Say how many lines hold the string "ylabel"; please write nothing but the number.
##### Given data #####
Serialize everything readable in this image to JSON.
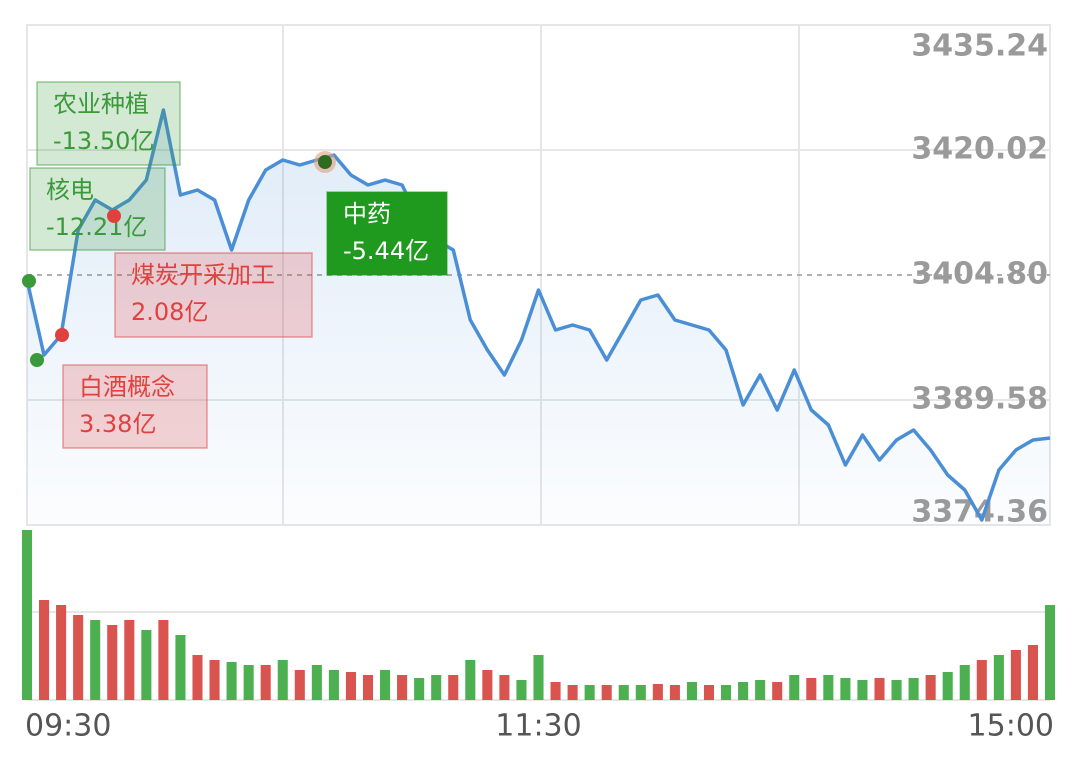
{
  "chart_data": [
    {
      "type": "line",
      "categories": [
        "09:30",
        null,
        null,
        null,
        null,
        null,
        null,
        null,
        null,
        null,
        null,
        null,
        null,
        null,
        null,
        null,
        null,
        null,
        null,
        null,
        null,
        null,
        null,
        null,
        null,
        null,
        null,
        null,
        null,
        null,
        "11:30",
        null,
        null,
        null,
        null,
        null,
        null,
        null,
        null,
        null,
        null,
        null,
        null,
        null,
        null,
        null,
        null,
        null,
        null,
        null,
        null,
        null,
        null,
        null,
        null,
        null,
        null,
        null,
        null,
        null,
        "15:00"
      ],
      "values": [
        3404.19,
        3395.06,
        3397.49,
        3410.28,
        3413.93,
        3412.71,
        3413.93,
        3416.37,
        3424.89,
        3414.54,
        3415.15,
        3413.93,
        3407.84,
        3413.93,
        3417.58,
        3418.8,
        3418.19,
        3418.8,
        3419.41,
        3416.98,
        3415.76,
        3416.37,
        3415.76,
        3411.5,
        3409.06,
        3407.84,
        3399.32,
        3395.67,
        3392.62,
        3396.89,
        3402.97,
        3398.1,
        3398.71,
        3398.1,
        3394.45,
        3398.1,
        3401.76,
        3402.36,
        3399.32,
        3398.71,
        3398.1,
        3395.67,
        3388.97,
        3392.62,
        3388.36,
        3393.23,
        3388.36,
        3386.54,
        3381.67,
        3385.32,
        3382.27,
        3384.71,
        3385.93,
        3383.49,
        3380.45,
        3378.62,
        3374.97,
        3381.06,
        3383.49,
        3384.71,
        3384.95
      ],
      "color": "#4a8fd6",
      "ylim": [
        3374.36,
        3435.24
      ],
      "yticks": [
        3374.36,
        3389.58,
        {
          "value": 3404.8,
          "label": "3404.80"
        },
        3420.02,
        3435.24
      ],
      "grid": true,
      "annotations": [
        {
          "label": "农业种植",
          "text": "-13.50亿",
          "color": "#3a9a3a"
        },
        {
          "label": "核电",
          "text": "-12.21亿",
          "color": "#3a9a3a"
        },
        {
          "label": "煤炭开采加工",
          "text": "2.08亿",
          "color": "#e0413f"
        },
        {
          "label": "白酒概念",
          "text": "3.38亿",
          "color": "#e0413f"
        },
        {
          "label": "中药",
          "text": "-5.44亿",
          "color": "#1f9a1f"
        }
      ]
    },
    {
      "type": "bar",
      "values": [
        170,
        100,
        95,
        85,
        80,
        75,
        80,
        70,
        80,
        65,
        45,
        40,
        38,
        35,
        35,
        40,
        30,
        35,
        30,
        28,
        25,
        30,
        25,
        22,
        25,
        25,
        40,
        30,
        25,
        20,
        45,
        18,
        15,
        15,
        15,
        15,
        15,
        16,
        15,
        18,
        15,
        15,
        18,
        20,
        18,
        25,
        22,
        25,
        22,
        20,
        22,
        20,
        22,
        25,
        28,
        35,
        40,
        45,
        50,
        55,
        95
      ],
      "colors": [
        "#4caf50",
        "#d9534f",
        "#d9534f",
        "#d9534f",
        "#4caf50",
        "#d9534f",
        "#d9534f",
        "#4caf50",
        "#d9534f",
        "#4caf50",
        "#d9534f",
        "#d9534f",
        "#4caf50",
        "#4caf50",
        "#d9534f",
        "#4caf50",
        "#d9534f",
        "#4caf50",
        "#4caf50",
        "#d9534f",
        "#d9534f",
        "#4caf50",
        "#d9534f",
        "#4caf50",
        "#4caf50",
        "#d9534f",
        "#4caf50",
        "#d9534f",
        "#d9534f",
        "#4caf50",
        "#4caf50",
        "#d9534f",
        "#d9534f",
        "#4caf50",
        "#d9534f",
        "#4caf50",
        "#4caf50",
        "#d9534f",
        "#d9534f",
        "#4caf50",
        "#d9534f",
        "#4caf50",
        "#4caf50",
        "#4caf50",
        "#d9534f",
        "#4caf50",
        "#d9534f",
        "#4caf50",
        "#4caf50",
        "#4caf50",
        "#d9534f",
        "#4caf50",
        "#4caf50",
        "#d9534f",
        "#4caf50",
        "#4caf50",
        "#d9534f",
        "#4caf50",
        "#d9534f",
        "#d9534f",
        "#4caf50"
      ],
      "ylim": [
        0,
        175
      ]
    }
  ]
}
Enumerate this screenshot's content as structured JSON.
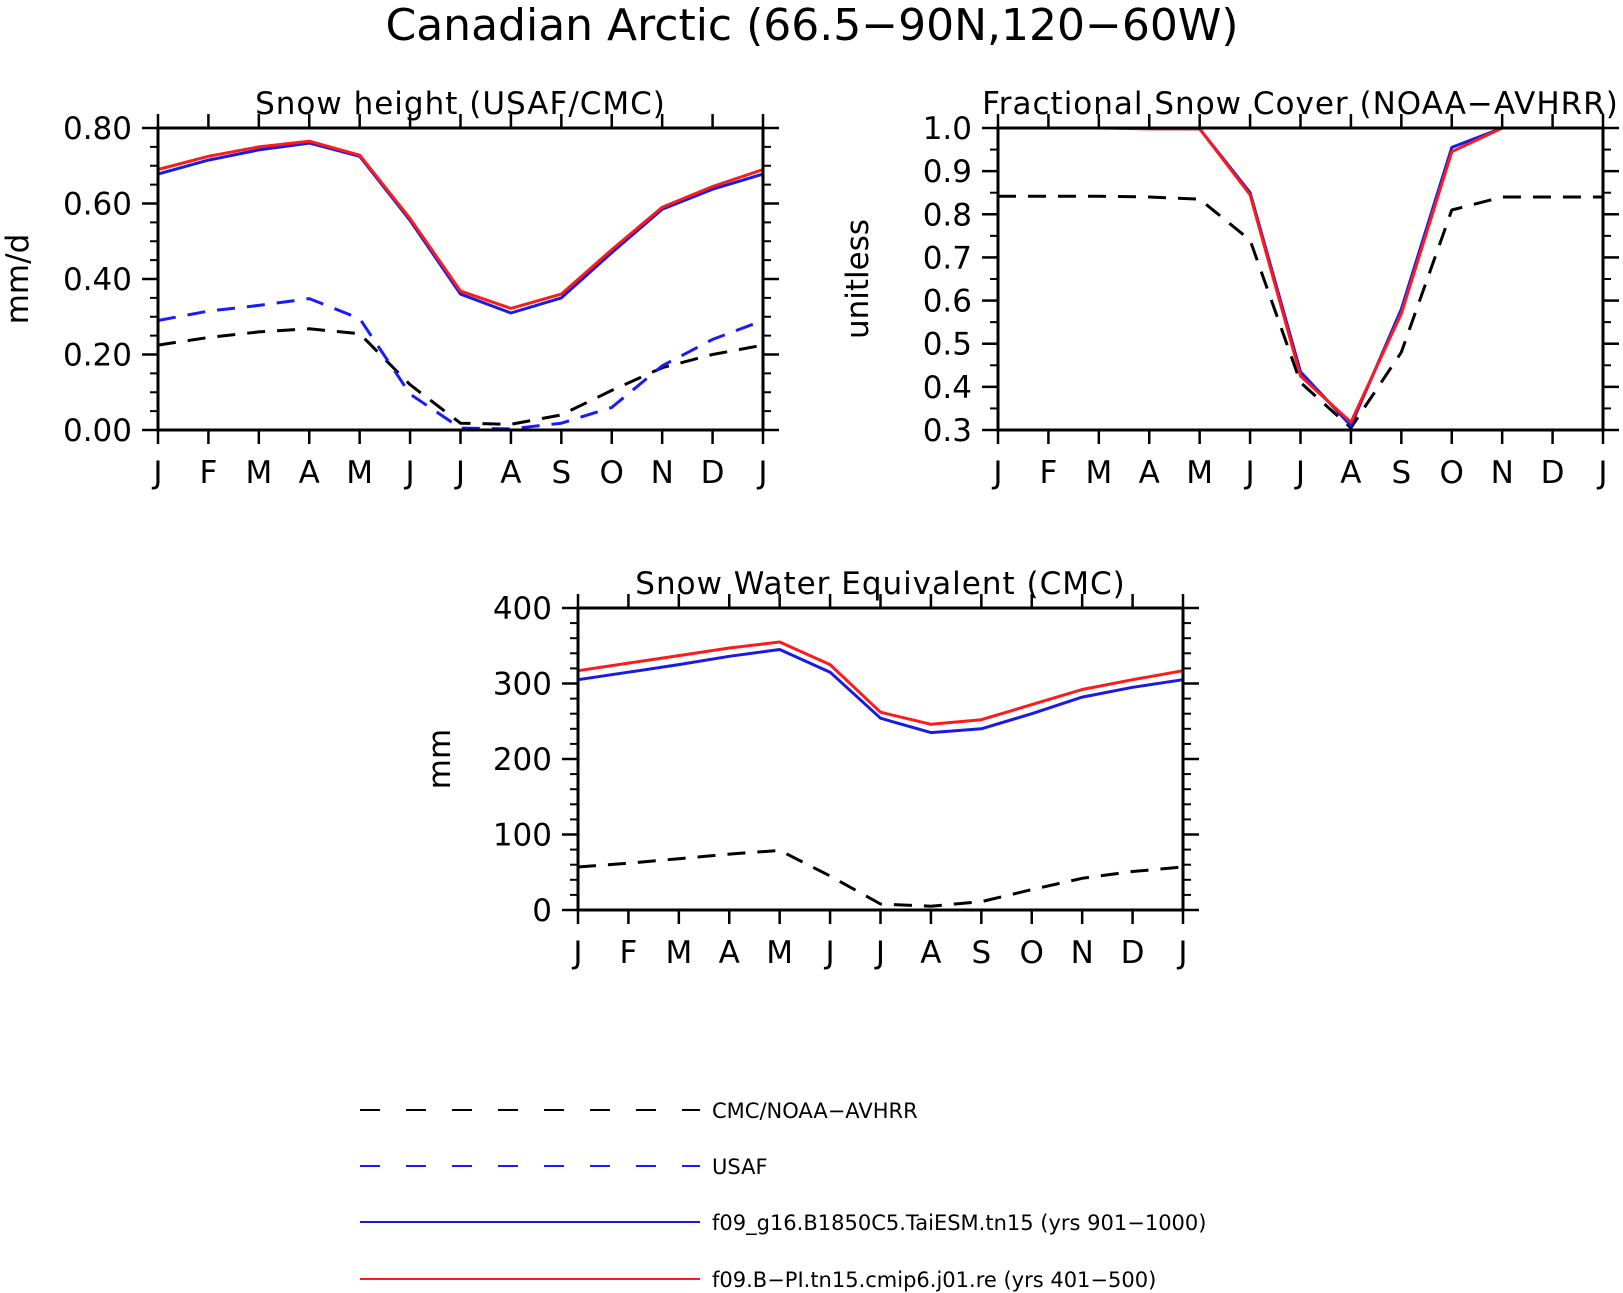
{
  "page_title": "Canadian Arctic (66.5−90N,120−60W)",
  "colors": {
    "obs": "#000000",
    "usaf": "#1a1aff",
    "taiesm": "#1a1ae6",
    "cesm": "#ff1a1a"
  },
  "legend": [
    {
      "label": "CMC/NOAA−AVHRR",
      "color": "#000000",
      "dash": true
    },
    {
      "label": "USAF",
      "color": "#1a1aff",
      "dash": true
    },
    {
      "label": "f09_g16.B1850C5.TaiESM.tn15 (yrs 901−1000)",
      "color": "#1a1ae6",
      "dash": false
    },
    {
      "label": "f09.B−PI.tn15.cmip6.j01.re (yrs 401−500)",
      "color": "#ff1a1a",
      "dash": false
    }
  ],
  "chart_data": [
    {
      "type": "line",
      "title": "Snow height (USAF/CMC)",
      "ylabel": "mm/d",
      "categories": [
        "J",
        "F",
        "M",
        "A",
        "M",
        "J",
        "J",
        "A",
        "S",
        "O",
        "N",
        "D",
        "J"
      ],
      "ylim": [
        0,
        0.8
      ],
      "yticks": [
        "0.00",
        "0.20",
        "0.40",
        "0.60",
        "0.80"
      ],
      "yminor": 0.05,
      "series": [
        {
          "name": "CMC/NOAA−AVHRR",
          "style": "obs",
          "values": [
            0.225,
            0.245,
            0.26,
            0.268,
            0.255,
            0.12,
            0.018,
            0.015,
            0.04,
            0.105,
            0.165,
            0.2,
            0.225
          ]
        },
        {
          "name": "USAF",
          "style": "usaf",
          "values": [
            0.29,
            0.315,
            0.33,
            0.348,
            0.295,
            0.095,
            0.005,
            0.003,
            0.018,
            0.06,
            0.17,
            0.24,
            0.29
          ]
        },
        {
          "name": "f09_g16.B1850C5.TaiESM.tn15 (yrs 901−1000)",
          "style": "taiesm",
          "values": [
            0.678,
            0.715,
            0.742,
            0.76,
            0.725,
            0.555,
            0.36,
            0.31,
            0.35,
            0.47,
            0.585,
            0.638,
            0.678
          ]
        },
        {
          "name": "f09.B−PI.tn15.cmip6.j01.re (yrs 401−500)",
          "style": "cesm",
          "values": [
            0.69,
            0.725,
            0.75,
            0.765,
            0.728,
            0.56,
            0.368,
            0.322,
            0.36,
            0.478,
            0.59,
            0.645,
            0.69
          ]
        }
      ]
    },
    {
      "type": "line",
      "title": "Fractional Snow Cover (NOAA−AVHRR)",
      "ylabel": "unitless",
      "categories": [
        "J",
        "F",
        "M",
        "A",
        "M",
        "J",
        "J",
        "A",
        "S",
        "O",
        "N",
        "D",
        "J"
      ],
      "ylim": [
        0.3,
        1.0
      ],
      "yticks": [
        "0.3",
        "0.4",
        "0.5",
        "0.6",
        "0.7",
        "0.8",
        "0.9",
        "1.0"
      ],
      "yminor": 0.05,
      "series": [
        {
          "name": "CMC/NOAA−AVHRR",
          "style": "obs",
          "values": [
            0.842,
            0.842,
            0.842,
            0.84,
            0.835,
            0.74,
            0.41,
            0.305,
            0.48,
            0.81,
            0.84,
            0.84,
            0.84
          ]
        },
        {
          "name": "f09_g16.B1850C5.TaiESM.tn15 (yrs 901−1000)",
          "style": "taiesm",
          "values": [
            1.0,
            1.0,
            1.0,
            1.0,
            0.998,
            0.85,
            0.435,
            0.31,
            0.58,
            0.955,
            1.0,
            1.0,
            1.0
          ]
        },
        {
          "name": "f09.B−PI.tn15.cmip6.j01.re (yrs 401−500)",
          "style": "cesm",
          "values": [
            1.0,
            1.0,
            1.0,
            0.998,
            0.998,
            0.845,
            0.425,
            0.318,
            0.57,
            0.945,
            1.0,
            1.0,
            1.0
          ]
        }
      ]
    },
    {
      "type": "line",
      "title": "Snow Water Equivalent (CMC)",
      "ylabel": "mm",
      "categories": [
        "J",
        "F",
        "M",
        "A",
        "M",
        "J",
        "J",
        "A",
        "S",
        "O",
        "N",
        "D",
        "J"
      ],
      "ylim": [
        0,
        400
      ],
      "yticks": [
        "0",
        "100",
        "200",
        "300",
        "400"
      ],
      "yminor": 20,
      "series": [
        {
          "name": "CMC/NOAA−AVHRR",
          "style": "obs",
          "values": [
            57,
            62,
            68,
            74,
            79,
            45,
            8,
            5,
            11,
            27,
            42,
            51,
            57
          ]
        },
        {
          "name": "f09_g16.B1850C5.TaiESM.tn15 (yrs 901−1000)",
          "style": "taiesm",
          "values": [
            305,
            315,
            325,
            336,
            345,
            315,
            254,
            235,
            240,
            260,
            282,
            295,
            305
          ]
        },
        {
          "name": "f09.B−PI.tn15.cmip6.j01.re (yrs 401−500)",
          "style": "cesm",
          "values": [
            317,
            327,
            337,
            347,
            355,
            325,
            262,
            246,
            252,
            272,
            292,
            305,
            317
          ]
        }
      ]
    }
  ]
}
#####
# Output for this exercise
3